EXERCISE INPUT:

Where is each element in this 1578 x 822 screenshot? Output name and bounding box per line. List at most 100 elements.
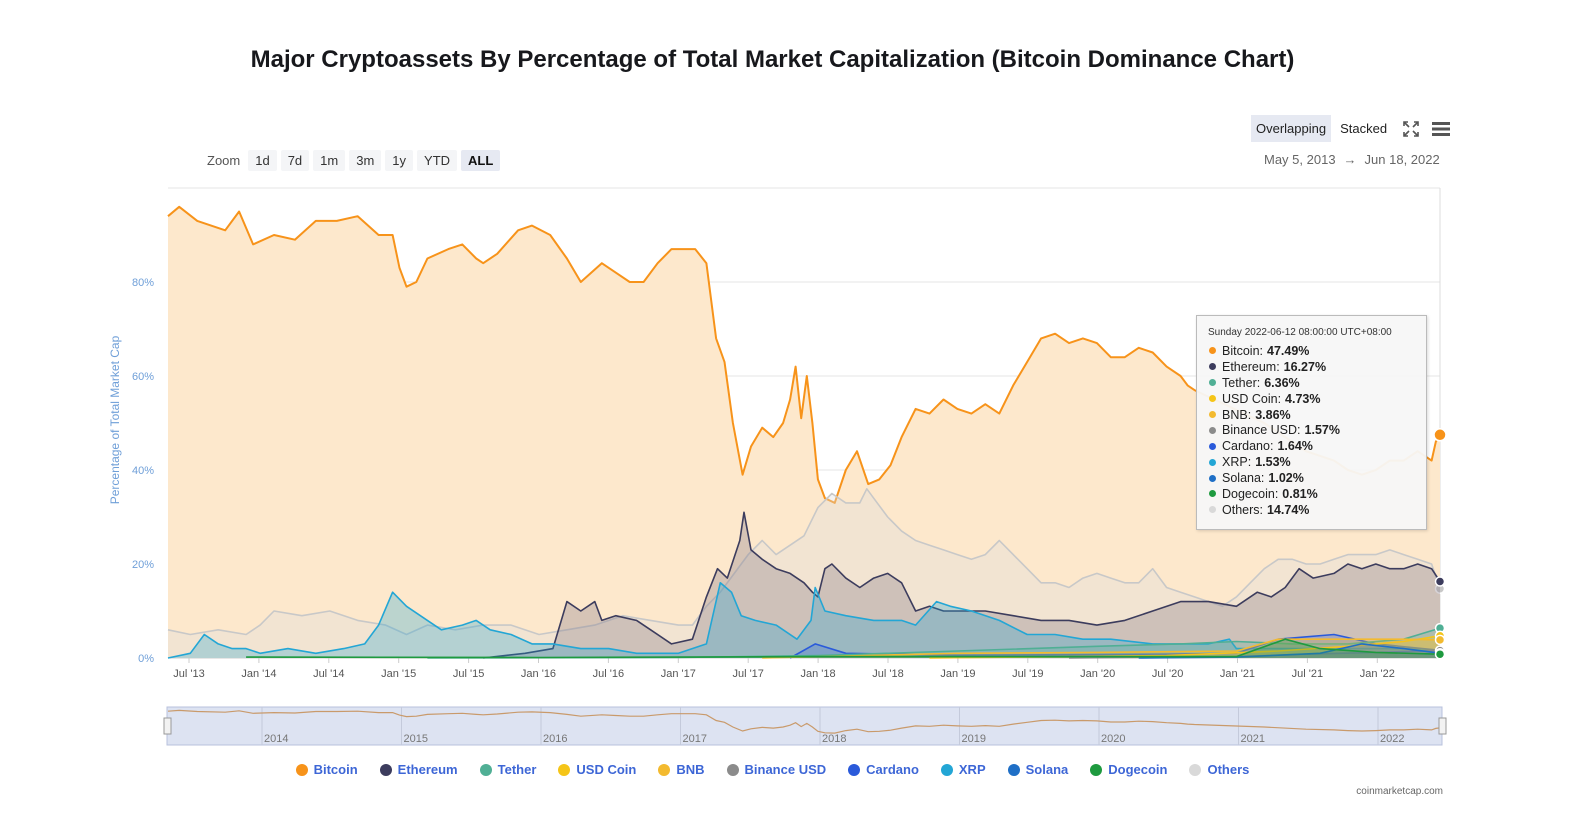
x-tick-label: Jan '17 — [661, 668, 696, 680]
ethereum-line — [483, 511, 1441, 659]
tooltip-series-value: 0.81% — [1282, 486, 1318, 501]
navigator-series — [167, 709, 1441, 734]
legend-label: XRP — [958, 762, 986, 777]
tooltip-series-value: 3.86% — [1255, 407, 1291, 422]
y-tick-label: 20% — [132, 559, 154, 571]
legend-item-ethereum[interactable]: Ethereum — [379, 762, 458, 777]
legend-item-bnb[interactable]: BNB — [658, 762, 705, 777]
others-line — [167, 488, 1441, 636]
legend-label: Others — [1207, 762, 1250, 777]
tooltip-dot — [1209, 363, 1216, 371]
tooltip-series-value: 4.73% — [1285, 391, 1321, 406]
x-tick-label: Jul '20 — [1152, 668, 1183, 680]
tooltip-series-value: 16.27% — [1283, 359, 1327, 374]
legend-item-xrp[interactable]: XRP — [940, 762, 986, 777]
tooltip-dot — [1209, 442, 1216, 450]
y-tick-label: 0% — [138, 653, 154, 665]
tooltip-row: XRP: 1.53% — [1197, 454, 1426, 470]
tooltip-series-name: Others: — [1222, 502, 1263, 517]
legend-item-tether[interactable]: Tether — [479, 762, 537, 777]
legend-item-others[interactable]: Others — [1189, 762, 1249, 777]
menu-icon[interactable] — [1430, 118, 1452, 140]
navigator-handle-left — [163, 717, 172, 735]
mode-bar: Overlapping Stacked — [1251, 115, 1452, 142]
tooltip-series-name: XRP: — [1222, 455, 1252, 470]
tooltip-row: Tether: 6.36% — [1197, 375, 1426, 391]
overlapping-button[interactable]: Overlapping — [1251, 115, 1332, 142]
tooltip-dot — [1209, 490, 1216, 498]
legend-dot — [1007, 763, 1020, 776]
tooltip-series-value: 1.64% — [1277, 439, 1313, 454]
zoom-all-button[interactable]: ALL — [461, 150, 501, 171]
ethereum-endpoint — [1434, 576, 1446, 587]
range-to[interactable]: Jun 18, 2022 — [1364, 152, 1440, 167]
navigator-handle-right — [1438, 717, 1447, 735]
cardano-area — [790, 634, 1440, 658]
x-tick-label: Jul '21 — [1292, 668, 1323, 680]
dogecoin-area — [246, 639, 1441, 658]
zoom-1d-button[interactable]: 1d — [248, 150, 277, 171]
x-tick-label: Jul '15 — [453, 668, 484, 680]
dogecoin-line — [246, 638, 1441, 659]
legend-item-binance-usd[interactable]: Binance USD — [726, 762, 826, 777]
tooltip-series-value: 1.02% — [1268, 471, 1304, 486]
x-tick-label: Jan '21 — [1220, 668, 1255, 680]
dogecoin-endpoint — [1434, 648, 1446, 660]
tooltip-dot — [1209, 379, 1216, 387]
legend-dot — [558, 763, 571, 776]
credit-label: coinmarketcap.com — [1356, 786, 1443, 797]
chart-tooltip: Sunday 2022-06-12 08:00:00 UTC+08:00 Bit… — [1196, 315, 1427, 530]
tooltip-series-value: 1.53% — [1255, 455, 1291, 470]
tether-area — [427, 628, 1440, 658]
tooltip-row: Others: 14.74% — [1197, 502, 1426, 518]
tooltip-row: Ethereum: 16.27% — [1197, 359, 1426, 375]
legend-label: Tether — [497, 762, 537, 777]
zoom-3m-button[interactable]: 3m — [349, 150, 382, 171]
navigator-label: 2014 — [264, 733, 288, 745]
legend-label: Dogecoin — [1108, 762, 1168, 777]
zoom-7d-button[interactable]: 7d — [280, 150, 310, 171]
tooltip-series-name: Cardano: — [1222, 439, 1274, 454]
x-tick-label: Jan '22 — [1360, 668, 1395, 680]
others-area — [168, 488, 1440, 658]
x-tick-label: Jul '19 — [1012, 668, 1043, 680]
legend-dot — [940, 763, 953, 776]
legend-item-dogecoin[interactable]: Dogecoin — [1090, 762, 1167, 777]
tooltip-series-name: Bitcoin: — [1222, 343, 1263, 358]
zoom-ytd-button[interactable]: YTD — [417, 150, 458, 171]
y-tick-label: 60% — [132, 371, 154, 383]
stacked-button[interactable]: Stacked — [1340, 121, 1388, 136]
legend-dot — [1189, 763, 1202, 776]
tooltip-dot — [1209, 426, 1216, 434]
navigator-label: 2022 — [1380, 733, 1404, 745]
zoom-1y-button[interactable]: 1y — [385, 150, 414, 171]
x-tick-label: Jul '17 — [732, 668, 763, 680]
legend-item-usd-coin[interactable]: USD Coin — [558, 762, 636, 777]
legend-item-solana[interactable]: Solana — [1007, 762, 1068, 777]
date-range[interactable]: May 5, 2013 → Jun 18, 2022 — [1260, 152, 1444, 167]
navigator-label: 2017 — [683, 733, 707, 745]
legend-item-cardano[interactable]: Cardano — [848, 762, 919, 777]
binance-usd-area — [1069, 650, 1440, 658]
legend-dot — [479, 763, 492, 776]
legend-dot — [379, 763, 392, 776]
tooltip-row: USD Coin: 4.73% — [1197, 391, 1426, 407]
legend-item-bitcoin[interactable]: Bitcoin — [295, 762, 358, 777]
x-tick-label: Jan '15 — [381, 668, 416, 680]
tooltip-dot — [1209, 347, 1216, 355]
tooltip-header: Sunday 2022-06-12 08:00:00 UTC+08:00 — [1208, 327, 1392, 338]
tooltip-dot — [1209, 458, 1216, 466]
bitcoin-area — [168, 206, 1440, 659]
bnb-line — [762, 638, 1441, 659]
range-arrow: → — [1343, 152, 1357, 167]
zoom-1m-button[interactable]: 1m — [313, 150, 346, 171]
legend-dot — [658, 763, 671, 776]
chart-legend: Bitcoin Ethereum Tether USD Coin BNB Binance … — [0, 762, 1545, 777]
fullscreen-icon[interactable] — [1400, 118, 1422, 140]
tooltip-series-value: 14.74% — [1267, 502, 1310, 517]
tooltip-row: Dogecoin: 0.81% — [1197, 486, 1426, 502]
range-from[interactable]: May 5, 2013 — [1264, 152, 1336, 167]
navigator-label: 2020 — [1101, 733, 1125, 745]
usd-coin-area — [929, 635, 1440, 658]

THE PROBLEM:
Rewrite all of the data above as a JSON list of strings, one string per line, with blank lines dropped and the pictures left out.

REPLY:
[
  "Where is each element in this 1578 x 822 screenshot? Output name and bounding box per line. List at most 100 elements.",
  "x-tick-label: Jan '17 — [661, 668, 696, 680]",
  "ethereum-line — [483, 511, 1441, 659]",
  "tooltip-series-value: 0.81% — [1282, 486, 1318, 501]",
  "navigator-series — [167, 709, 1441, 734]",
  "legend-label: XRP — [958, 762, 986, 777]",
  "tooltip-series-value: 3.86% — [1255, 407, 1291, 422]",
  "y-tick-label: 20% — [132, 559, 154, 571]",
  "legend-item-ethereum[interactable]: Ethereum — [379, 762, 458, 777]",
  "legend-item-bnb[interactable]: BNB — [658, 762, 705, 777]",
  "others-line — [167, 488, 1441, 636]",
  "legend-label: Others — [1207, 762, 1250, 777]",
  "tooltip-dot — [1209, 363, 1216, 371]",
  "tooltip-series-value: 4.73% — [1285, 391, 1321, 406]",
  "x-tick-label: Jul '20 — [1152, 668, 1183, 680]",
  "tooltip-series-value: 16.27% — [1283, 359, 1327, 374]",
  "legend-item-xrp[interactable]: XRP — [940, 762, 986, 777]",
  "tooltip-dot — [1209, 442, 1216, 450]",
  "y-tick-label: 0% — [138, 653, 154, 665]",
  "tooltip-row: XRP: 1.53% — [1197, 454, 1426, 470]",
  "tooltip-series-name: Others: — [1222, 502, 1263, 517]",
  "legend-item-tether[interactable]: Tether — [479, 762, 537, 777]",
  "legend-item-others[interactable]: Others — [1189, 762, 1249, 777]",
  "menu-icon[interactable] — [1430, 118, 1452, 140]",
  "navigator-handle-left — [163, 717, 172, 735]",
  "mode-bar: Overlapping Stacked — [1251, 115, 1452, 142]",
  "tooltip-series-name: XRP: — [1222, 455, 1252, 470]",
  "tooltip-row: Tether: 6.36% — [1197, 375, 1426, 391]",
  "overlapping-button[interactable]: Overlapping — [1251, 115, 1332, 142]",
  "tooltip-dot — [1209, 490, 1216, 498]",
  "legend-dot — [1007, 763, 1020, 776]",
  "tooltip-series-value: 1.64% — [1277, 439, 1313, 454]",
  "zoom-all-button[interactable]: ALL — [461, 150, 501, 171]",
  "ethereum-endpoint — [1434, 576, 1446, 587]",
  "range-to[interactable]: Jun 18, 2022 — [1364, 152, 1440, 167]",
  "navigator-handle-right — [1438, 717, 1447, 735]",
  "cardano-area — [790, 634, 1440, 658]",
  "x-tick-label: Jul '21 — [1292, 668, 1323, 680]",
  "dogecoin-area — [246, 639, 1441, 658]",
  "zoom-1d-button[interactable]: 1d — [248, 150, 277, 171]",
  "x-tick-label: Jul '15 — [453, 668, 484, 680]",
  "dogecoin-line — [246, 638, 1441, 659]",
  "legend-item-binance-usd[interactable]: Binance USD — [726, 762, 826, 777]",
  "tooltip-series-value: 1.02% — [1268, 471, 1304, 486]",
  "x-tick-label: Jan '21 — [1220, 668, 1255, 680]",
  "dogecoin-endpoint — [1434, 648, 1446, 660]",
  "tooltip-dot — [1209, 379, 1216, 387]",
  "legend-dot — [558, 763, 571, 776]",
  "credit-label: coinmarketcap.com — [1356, 786, 1443, 797]",
  "chart-tooltip: Sunday 2022-06-12 08:00:00 UTC+08:00 Bit… — [1196, 315, 1427, 530]",
  "tooltip-series-value: 1.53% — [1255, 455, 1291, 470]",
  "tether-area — [427, 628, 1440, 658]",
  "tooltip-row: Others: 14.74% — [1197, 502, 1426, 518]",
  "tooltip-row: Ethereum: 16.27% — [1197, 359, 1426, 375]",
  "legend-label: Tether — [497, 762, 537, 777]",
  "zoom-3m-button[interactable]: 3m — [349, 150, 382, 171]",
  "navigator-label: 2014 — [264, 733, 288, 745]",
  "legend-label: Dogecoin — [1108, 762, 1168, 777]",
  "zoom-7d-button[interactable]: 7d — [280, 150, 310, 171]",
  "tooltip-series-name: Cardano: — [1222, 439, 1274, 454]",
  "x-tick-label: Jan '22 — [1360, 668, 1395, 680]",
  "others-area — [168, 488, 1440, 658]",
  "x-tick-label: Jul '19 — [1012, 668, 1043, 680]",
  "legend-dot — [940, 763, 953, 776]",
  "legend-item-dogecoin[interactable]: Dogecoin — [1090, 762, 1167, 777]",
  "tooltip-series-name: Bitcoin: — [1222, 343, 1263, 358]",
  "zoom-ytd-button[interactable]: YTD — [417, 150, 458, 171]",
  "y-tick-label: 60% — [132, 371, 154, 383]",
  "stacked-button[interactable]: Stacked — [1340, 121, 1388, 136]",
  "legend-dot — [1189, 763, 1202, 776]",
  "tooltip-dot — [1209, 426, 1216, 434]",
  "navigator-label: 2022 — [1380, 733, 1404, 745]",
  "zoom-1y-button[interactable]: 1y — [385, 150, 414, 171]",
  "x-tick-label: Jul '17 — [732, 668, 763, 680]",
  "legend-item-usd-coin[interactable]: USD Coin — [558, 762, 636, 777]",
  "legend-item-solana[interactable]: Solana — [1007, 762, 1068, 777]",
  "date-range[interactable]: May 5, 2013 → Jun 18, 2022 — [1260, 152, 1444, 167]",
  "navigator-label: 2017 — [683, 733, 707, 745]",
  "legend-item-cardano[interactable]: Cardano — [848, 762, 919, 777]",
  "binance-usd-area — [1069, 650, 1440, 658]",
  "legend-dot — [479, 763, 492, 776]",
  "legend-dot — [379, 763, 392, 776]",
  "tooltip-row: USD Coin: 4.73% — [1197, 391, 1426, 407]",
  "legend-item-bitcoin[interactable]: Bitcoin — [295, 762, 358, 777]",
  "x-tick-label: Jan '15 — [381, 668, 416, 680]",
  "tooltip-dot — [1209, 347, 1216, 355]",
  "tooltip-header: Sunday 2022-06-12 08:00:00 UTC+08:00 — [1208, 327, 1392, 338]",
  "tooltip-dot — [1209, 458, 1216, 466]",
  "bitcoin-area — [168, 206, 1440, 659]",
  "bnb-line — [762, 638, 1441, 659]",
  "range-arrow: → — [1343, 152, 1357, 167]",
  "zoom-1m-button[interactable]: 1m — [313, 150, 346, 171]",
  "legend-dot — [658, 763, 671, 776]",
  "chart-legend: Bitcoin Ethereum Tether USD Coin BNB Binance … — [0, 762, 1545, 777]",
  "fullscreen-icon[interactable] — [1400, 118, 1422, 140]",
  "tooltip-series-value: 14.74% — [1267, 502, 1310, 517]",
  "tooltip-row: Dogecoin: 0.81% — [1197, 486, 1426, 502]",
  "range-from[interactable]: May 5, 2013 — [1264, 152, 1336, 167]",
  "navigator-label: 2020 — [1101, 733, 1125, 745]",
  "usd-coin-area — [929, 635, 1440, 658]"
]